**Record excerpts:**

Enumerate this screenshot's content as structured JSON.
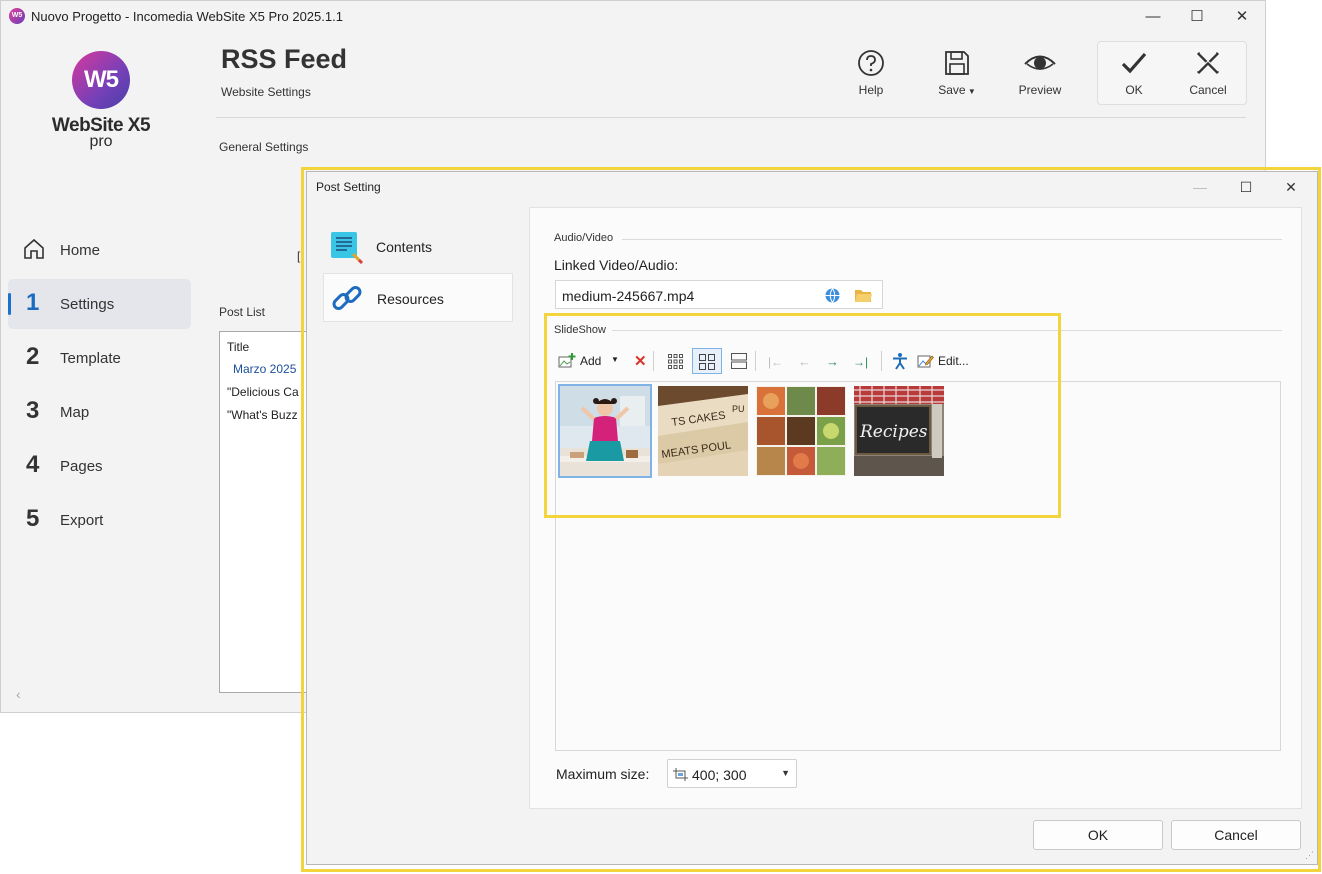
{
  "window": {
    "title": "Nuovo Progetto - Incomedia WebSite X5 Pro 2025.1.1",
    "minimize_icon": "minimize-icon",
    "maximize_icon": "maximize-icon",
    "close_icon": "close-icon"
  },
  "logo": {
    "mark": "W5",
    "name": "WebSite X5",
    "edition": "pro"
  },
  "nav": {
    "items": [
      {
        "num": "",
        "label": "Home"
      },
      {
        "num": "1",
        "label": "Settings"
      },
      {
        "num": "2",
        "label": "Template"
      },
      {
        "num": "3",
        "label": "Map"
      },
      {
        "num": "4",
        "label": "Pages"
      },
      {
        "num": "5",
        "label": "Export"
      }
    ],
    "collapse": "‹"
  },
  "header": {
    "title": "RSS Feed",
    "subtitle": "Website Settings",
    "help": "Help",
    "save": "Save",
    "preview": "Preview",
    "ok": "OK",
    "cancel": "Cancel"
  },
  "main": {
    "general_settings": "General Settings",
    "bracket": "[",
    "post_list_label": "Post List",
    "post_list": {
      "column": "Title",
      "group": "Marzo 2025",
      "rows": [
        "\"Delicious Ca",
        "\"What's Buzz"
      ]
    }
  },
  "dialog": {
    "title": "Post Setting",
    "tabs": [
      {
        "label": "Contents"
      },
      {
        "label": "Resources"
      }
    ],
    "audio_video_section": "Audio/Video",
    "linked_label": "Linked Video/Audio:",
    "linked_value": "medium-245667.mp4",
    "slideshow_section": "SlideShow",
    "toolbar": {
      "add": "Add",
      "edit": "Edit..."
    },
    "thumbnails": [
      {
        "name": "woman-kitchen-photo"
      },
      {
        "name": "recipe-cards-photo"
      },
      {
        "name": "food-collage-photo"
      },
      {
        "name": "recipes-chalkboard-photo",
        "text": "Recipes"
      }
    ],
    "max_size_label": "Maximum size:",
    "max_size_value": "400; 300",
    "ok": "OK",
    "cancel": "Cancel"
  },
  "colors": {
    "accent": "#1a73c8",
    "highlight": "#f2d53c",
    "delete": "#d9342b"
  }
}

**Exercise aim:** Pictures are excluded; copy all other data exactly as shown.

**Written answer:**
Enumerate this screenshot's content as structured JSON.
{
  "window": {
    "title": "Nuovo Progetto - Incomedia WebSite X5 Pro 2025.1.1",
    "minimize_icon": "minimize-icon",
    "maximize_icon": "maximize-icon",
    "close_icon": "close-icon"
  },
  "logo": {
    "mark": "W5",
    "name": "WebSite X5",
    "edition": "pro"
  },
  "nav": {
    "items": [
      {
        "num": "",
        "label": "Home"
      },
      {
        "num": "1",
        "label": "Settings"
      },
      {
        "num": "2",
        "label": "Template"
      },
      {
        "num": "3",
        "label": "Map"
      },
      {
        "num": "4",
        "label": "Pages"
      },
      {
        "num": "5",
        "label": "Export"
      }
    ],
    "collapse": "‹"
  },
  "header": {
    "title": "RSS Feed",
    "subtitle": "Website Settings",
    "help": "Help",
    "save": "Save",
    "preview": "Preview",
    "ok": "OK",
    "cancel": "Cancel"
  },
  "main": {
    "general_settings": "General Settings",
    "bracket": "[",
    "post_list_label": "Post List",
    "post_list": {
      "column": "Title",
      "group": "Marzo 2025",
      "rows": [
        "\"Delicious Ca",
        "\"What's Buzz"
      ]
    }
  },
  "dialog": {
    "title": "Post Setting",
    "tabs": [
      {
        "label": "Contents"
      },
      {
        "label": "Resources"
      }
    ],
    "audio_video_section": "Audio/Video",
    "linked_label": "Linked Video/Audio:",
    "linked_value": "medium-245667.mp4",
    "slideshow_section": "SlideShow",
    "toolbar": {
      "add": "Add",
      "edit": "Edit..."
    },
    "thumbnails": [
      {
        "name": "woman-kitchen-photo"
      },
      {
        "name": "recipe-cards-photo"
      },
      {
        "name": "food-collage-photo"
      },
      {
        "name": "recipes-chalkboard-photo",
        "text": "Recipes"
      }
    ],
    "max_size_label": "Maximum size:",
    "max_size_value": "400; 300",
    "ok": "OK",
    "cancel": "Cancel"
  },
  "colors": {
    "accent": "#1a73c8",
    "highlight": "#f2d53c",
    "delete": "#d9342b"
  }
}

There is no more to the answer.